- [Exercise directions]
An exact copy of all the data is required, with pictures left out.

======== Input material ========

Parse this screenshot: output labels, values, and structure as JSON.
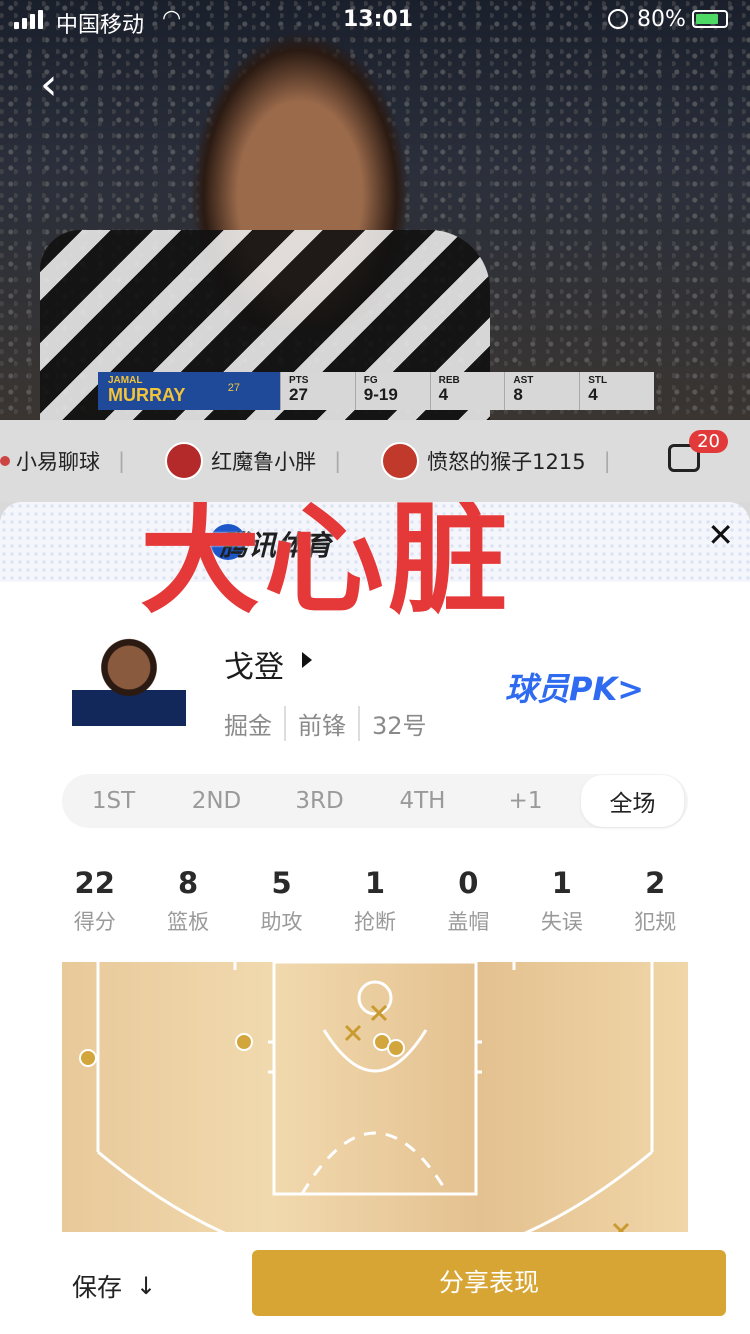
{
  "status_bar": {
    "carrier": "中国移动",
    "time": "13:01",
    "battery": "80%"
  },
  "video": {
    "scoreboard": {
      "first_name": "JAMAL",
      "last_name": "MURRAY",
      "number": "27",
      "stats": [
        {
          "key": "PTS",
          "value": "27"
        },
        {
          "key": "FG",
          "value": "9-19"
        },
        {
          "key": "REB",
          "value": "4"
        },
        {
          "key": "AST",
          "value": "8"
        },
        {
          "key": "STL",
          "value": "4"
        }
      ]
    }
  },
  "strip": {
    "items": [
      {
        "label": "小易聊球"
      },
      {
        "label": "红魔鲁小胖"
      },
      {
        "label": "愤怒的猴子1215"
      }
    ],
    "badge": "20"
  },
  "sheet": {
    "brand": "腾讯体育",
    "overlay_text": "大心脏",
    "player": {
      "name": "戈登",
      "team": "掘金",
      "position": "前锋",
      "jersey": "32号"
    },
    "pk_label": "球员PK>",
    "tabs": [
      {
        "label": "1ST"
      },
      {
        "label": "2ND"
      },
      {
        "label": "3RD"
      },
      {
        "label": "4TH"
      },
      {
        "label": "+1"
      },
      {
        "label": "全场"
      }
    ],
    "active_tab": "全场",
    "stats": [
      {
        "value": "22",
        "label": "得分"
      },
      {
        "value": "8",
        "label": "篮板"
      },
      {
        "value": "5",
        "label": "助攻"
      },
      {
        "value": "1",
        "label": "抢断"
      },
      {
        "value": "0",
        "label": "盖帽"
      },
      {
        "value": "1",
        "label": "失误"
      },
      {
        "value": "2",
        "label": "犯规"
      }
    ]
  },
  "footer": {
    "save_label": "保存",
    "share_label": "分享表现"
  },
  "colors": {
    "accent": "#d7a534",
    "pk": "#2e6bf1",
    "overlay": "#e53838"
  }
}
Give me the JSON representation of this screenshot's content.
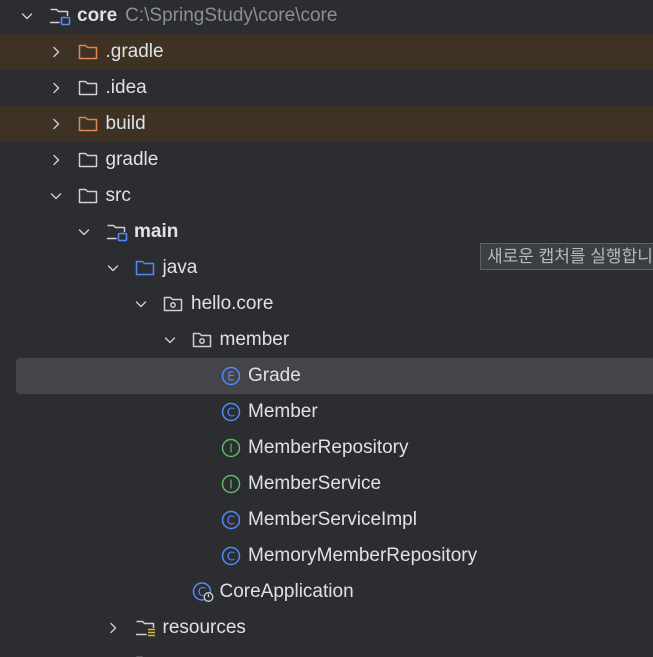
{
  "tree": {
    "nodes": [
      {
        "name": "core",
        "detail": "C:\\SpringStudy\\core\\core",
        "depth": 0,
        "expanded": true,
        "icon": "module-folder-icon",
        "name_bold": true
      },
      {
        "name": ".gradle",
        "depth": 1,
        "expanded": false,
        "icon": "excluded-folder-icon",
        "highlight": "excluded"
      },
      {
        "name": ".idea",
        "depth": 1,
        "expanded": false,
        "icon": "folder-icon"
      },
      {
        "name": "build",
        "depth": 1,
        "expanded": false,
        "icon": "excluded-folder-icon",
        "highlight": "excluded"
      },
      {
        "name": "gradle",
        "depth": 1,
        "expanded": false,
        "icon": "folder-icon"
      },
      {
        "name": "src",
        "depth": 1,
        "expanded": true,
        "icon": "folder-icon"
      },
      {
        "name": "main",
        "depth": 2,
        "expanded": true,
        "icon": "module-folder-icon",
        "name_bold": true
      },
      {
        "name": "java",
        "depth": 3,
        "expanded": true,
        "icon": "source-root-folder-icon"
      },
      {
        "name": "hello.core",
        "depth": 4,
        "expanded": true,
        "icon": "package-icon"
      },
      {
        "name": "member",
        "depth": 5,
        "expanded": true,
        "icon": "package-icon"
      },
      {
        "name": "Grade",
        "depth": 6,
        "icon": "enum-icon",
        "selected": true
      },
      {
        "name": "Member",
        "depth": 6,
        "icon": "class-icon"
      },
      {
        "name": "MemberRepository",
        "depth": 6,
        "icon": "interface-icon"
      },
      {
        "name": "MemberService",
        "depth": 6,
        "icon": "interface-icon"
      },
      {
        "name": "MemberServiceImpl",
        "depth": 6,
        "icon": "class-icon"
      },
      {
        "name": "MemoryMemberRepository",
        "depth": 6,
        "icon": "class-icon"
      },
      {
        "name": "CoreApplication",
        "depth": 5,
        "icon": "spring-boot-class-icon"
      },
      {
        "name": "resources",
        "depth": 3,
        "expanded": false,
        "icon": "resources-folder-icon"
      },
      {
        "name": "",
        "depth": 3,
        "icon": "folder-icon"
      }
    ]
  },
  "tooltip": {
    "text": "새로운 캡처를 실행합니다"
  },
  "colors": {
    "background": "#2b2d30",
    "selected_row": "#43454a",
    "excluded_row": "#3d3223",
    "text": "#dfe1e5",
    "path_text": "#8c8f94",
    "class_icon": "#548af7",
    "interface_icon": "#5fb865",
    "excluded_folder": "#e08855",
    "source_folder": "#548af7"
  }
}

========

- [Answer to this task]
Parse this screenshot: output labels, values, and structure as JSON.
{
  "status_bar": {
    "carrier": "中国移动",
    "time": "13:01",
    "battery": "80%"
  },
  "video": {
    "scoreboard": {
      "first_name": "JAMAL",
      "last_name": "MURRAY",
      "number": "27",
      "stats": [
        {
          "key": "PTS",
          "value": "27"
        },
        {
          "key": "FG",
          "value": "9-19"
        },
        {
          "key": "REB",
          "value": "4"
        },
        {
          "key": "AST",
          "value": "8"
        },
        {
          "key": "STL",
          "value": "4"
        }
      ]
    }
  },
  "strip": {
    "items": [
      {
        "label": "小易聊球"
      },
      {
        "label": "红魔鲁小胖"
      },
      {
        "label": "愤怒的猴子1215"
      }
    ],
    "badge": "20"
  },
  "sheet": {
    "brand": "腾讯体育",
    "overlay_text": "大心脏",
    "player": {
      "name": "戈登",
      "team": "掘金",
      "position": "前锋",
      "jersey": "32号"
    },
    "pk_label": "球员PK>",
    "tabs": [
      {
        "label": "1ST"
      },
      {
        "label": "2ND"
      },
      {
        "label": "3RD"
      },
      {
        "label": "4TH"
      },
      {
        "label": "+1"
      },
      {
        "label": "全场"
      }
    ],
    "active_tab": "全场",
    "stats": [
      {
        "value": "22",
        "label": "得分"
      },
      {
        "value": "8",
        "label": "篮板"
      },
      {
        "value": "5",
        "label": "助攻"
      },
      {
        "value": "1",
        "label": "抢断"
      },
      {
        "value": "0",
        "label": "盖帽"
      },
      {
        "value": "1",
        "label": "失误"
      },
      {
        "value": "2",
        "label": "犯规"
      }
    ]
  },
  "footer": {
    "save_label": "保存",
    "share_label": "分享表现"
  },
  "colors": {
    "accent": "#d7a534",
    "pk": "#2e6bf1",
    "overlay": "#e53838"
  }
}
Give me the JSON representation of this screenshot's content.
{
  "tree": {
    "nodes": [
      {
        "name": "core",
        "detail": "C:\\SpringStudy\\core\\core",
        "depth": 0,
        "expanded": true,
        "icon": "module-folder-icon",
        "name_bold": true
      },
      {
        "name": ".gradle",
        "depth": 1,
        "expanded": false,
        "icon": "excluded-folder-icon",
        "highlight": "excluded"
      },
      {
        "name": ".idea",
        "depth": 1,
        "expanded": false,
        "icon": "folder-icon"
      },
      {
        "name": "build",
        "depth": 1,
        "expanded": false,
        "icon": "excluded-folder-icon",
        "highlight": "excluded"
      },
      {
        "name": "gradle",
        "depth": 1,
        "expanded": false,
        "icon": "folder-icon"
      },
      {
        "name": "src",
        "depth": 1,
        "expanded": true,
        "icon": "folder-icon"
      },
      {
        "name": "main",
        "depth": 2,
        "expanded": true,
        "icon": "module-folder-icon",
        "name_bold": true
      },
      {
        "name": "java",
        "depth": 3,
        "expanded": true,
        "icon": "source-root-folder-icon"
      },
      {
        "name": "hello.core",
        "depth": 4,
        "expanded": true,
        "icon": "package-icon"
      },
      {
        "name": "member",
        "depth": 5,
        "expanded": true,
        "icon": "package-icon"
      },
      {
        "name": "Grade",
        "depth": 6,
        "icon": "enum-icon",
        "selected": true
      },
      {
        "name": "Member",
        "depth": 6,
        "icon": "class-icon"
      },
      {
        "name": "MemberRepository",
        "depth": 6,
        "icon": "interface-icon"
      },
      {
        "name": "MemberService",
        "depth": 6,
        "icon": "interface-icon"
      },
      {
        "name": "MemberServiceImpl",
        "depth": 6,
        "icon": "class-icon"
      },
      {
        "name": "MemoryMemberRepository",
        "depth": 6,
        "icon": "class-icon"
      },
      {
        "name": "CoreApplication",
        "depth": 5,
        "icon": "spring-boot-class-icon"
      },
      {
        "name": "resources",
        "depth": 3,
        "expanded": false,
        "icon": "resources-folder-icon"
      },
      {
        "name": "",
        "depth": 3,
        "icon": "folder-icon"
      }
    ]
  },
  "tooltip": {
    "text": "새로운 캡처를 실행합니다"
  },
  "colors": {
    "background": "#2b2d30",
    "selected_row": "#43454a",
    "excluded_row": "#3d3223",
    "text": "#dfe1e5",
    "path_text": "#8c8f94",
    "class_icon": "#548af7",
    "interface_icon": "#5fb865",
    "excluded_folder": "#e08855",
    "source_folder": "#548af7"
  }
}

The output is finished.